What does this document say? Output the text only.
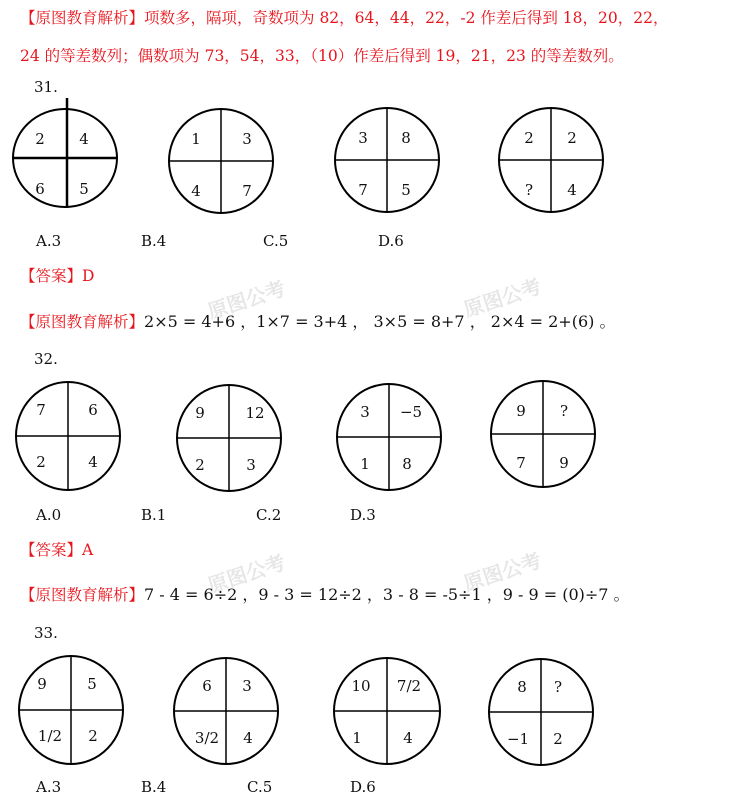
【原图教育解析】项数多，隔项，奇数项为 82，64，44，22，-2 作差后得到 18，20，22，
24 的等差数列；偶数项为 73，54，33，（10）作差后得到 19，21，23 的等差数列。
31.
2	4
6	5
1	3
4	7
3	8
7	5
2	2
?	4
A.3	B.4	C.5	D.6
【答案】D
原图公考	原图公考
【原图教育解析】2×5 = 4+6 ，1×7 = 3+4 ， 3×5 = 8+7 ， 2×4 = 2+(6) 。
32.
7	6
2	4
9	12
2	3
3	−5
1	8
9	?
7	9
A.0	B.1	C.2	D.3
【答案】A
原图公考	原图公考
【原图教育解析】7 - 4 = 6÷2 ，9 - 3 = 12÷2 ，3 - 8 = -5÷1 ，9 - 9 = (0)÷7 。
33.
9	5
1/2	2
6	3
3/2	4
10	7/2
1	4
8	?
−1	2
A.3	B.4	C.5	D.6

• **Aim of the task**: Except for the pictures, reproduce every line exactly.

• **Written response**:
What does this document say? Output the text only.
【原图教育解析】项数多，隔项，奇数项为 82，64，44，22，-2 作差后得到 18，20，22，
24 的等差数列；偶数项为 73，54，33，（10）作差后得到 19，21，23 的等差数列。
31.
2	4
6	5
1	3
4	7
3	8
7	5
2	2
?	4
A.3	B.4	C.5	D.6
【答案】D
原图公考	原图公考
【原图教育解析】2×5 = 4+6 ，1×7 = 3+4 ， 3×5 = 8+7 ， 2×4 = 2+(6) 。
32.
7	6
2	4
9	12
2	3
3	−5
1	8
9	?
7	9
A.0	B.1	C.2	D.3
【答案】A
原图公考	原图公考
【原图教育解析】7 - 4 = 6÷2 ，9 - 3 = 12÷2 ，3 - 8 = -5÷1 ，9 - 9 = (0)÷7 。
33.
9	5
1/2	2
6	3
3/2	4
10	7/2
1	4
8	?
−1	2
A.3	B.4	C.5	D.6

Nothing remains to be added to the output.